## Problem requirements
In the data from the start through the line containing "logo-ring: [970, 973, 1030, 1033]", change "legend-label" to "legend-text" and give those lines again with nothing else altered.

## Available data
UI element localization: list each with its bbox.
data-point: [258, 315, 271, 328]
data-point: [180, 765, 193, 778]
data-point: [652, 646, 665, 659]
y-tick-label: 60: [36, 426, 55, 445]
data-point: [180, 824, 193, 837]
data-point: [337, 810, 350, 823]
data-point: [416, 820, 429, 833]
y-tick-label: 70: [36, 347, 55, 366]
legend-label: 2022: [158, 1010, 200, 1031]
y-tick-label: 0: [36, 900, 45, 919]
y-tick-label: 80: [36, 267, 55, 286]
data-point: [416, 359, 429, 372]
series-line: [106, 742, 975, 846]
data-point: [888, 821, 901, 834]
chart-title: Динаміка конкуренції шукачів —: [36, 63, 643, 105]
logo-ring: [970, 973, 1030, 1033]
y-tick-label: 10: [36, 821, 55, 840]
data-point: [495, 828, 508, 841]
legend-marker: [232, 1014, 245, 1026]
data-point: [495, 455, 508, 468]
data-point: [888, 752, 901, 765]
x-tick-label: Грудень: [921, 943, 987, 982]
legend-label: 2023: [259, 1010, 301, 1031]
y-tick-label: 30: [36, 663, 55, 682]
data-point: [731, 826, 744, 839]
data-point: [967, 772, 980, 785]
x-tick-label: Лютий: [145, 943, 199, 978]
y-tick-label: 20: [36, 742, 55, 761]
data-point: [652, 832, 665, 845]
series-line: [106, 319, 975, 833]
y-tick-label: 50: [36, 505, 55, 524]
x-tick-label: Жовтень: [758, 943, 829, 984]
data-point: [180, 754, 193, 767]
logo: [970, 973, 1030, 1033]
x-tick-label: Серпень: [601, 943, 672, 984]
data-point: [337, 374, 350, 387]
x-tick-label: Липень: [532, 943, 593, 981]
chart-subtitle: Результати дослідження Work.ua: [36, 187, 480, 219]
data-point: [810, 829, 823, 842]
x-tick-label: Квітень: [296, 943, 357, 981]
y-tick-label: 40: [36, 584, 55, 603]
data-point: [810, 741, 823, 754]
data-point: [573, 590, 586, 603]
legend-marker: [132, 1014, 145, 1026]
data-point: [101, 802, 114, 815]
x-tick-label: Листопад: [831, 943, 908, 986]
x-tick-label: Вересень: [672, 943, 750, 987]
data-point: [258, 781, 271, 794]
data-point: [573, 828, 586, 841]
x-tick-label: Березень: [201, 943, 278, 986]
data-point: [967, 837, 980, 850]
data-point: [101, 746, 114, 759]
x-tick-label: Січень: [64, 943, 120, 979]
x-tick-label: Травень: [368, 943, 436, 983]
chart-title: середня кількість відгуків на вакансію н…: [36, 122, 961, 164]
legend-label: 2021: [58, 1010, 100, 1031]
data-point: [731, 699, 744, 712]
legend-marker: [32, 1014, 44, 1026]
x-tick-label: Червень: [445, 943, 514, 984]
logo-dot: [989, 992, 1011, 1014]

## Exercise response
UI element localization: list each with its bbox.
data-point: [258, 315, 271, 328]
data-point: [180, 765, 193, 778]
data-point: [652, 646, 665, 659]
y-tick-label: 60: [36, 426, 55, 445]
data-point: [180, 824, 193, 837]
data-point: [337, 810, 350, 823]
data-point: [416, 820, 429, 833]
y-tick-label: 70: [36, 347, 55, 366]
legend-text: 2022: [158, 1010, 200, 1031]
y-tick-label: 0: [36, 900, 45, 919]
y-tick-label: 80: [36, 267, 55, 286]
data-point: [416, 359, 429, 372]
series-line: [106, 742, 975, 846]
data-point: [888, 821, 901, 834]
chart-title: Динаміка конкуренції шукачів —: [36, 63, 643, 105]
logo-ring: [970, 973, 1030, 1033]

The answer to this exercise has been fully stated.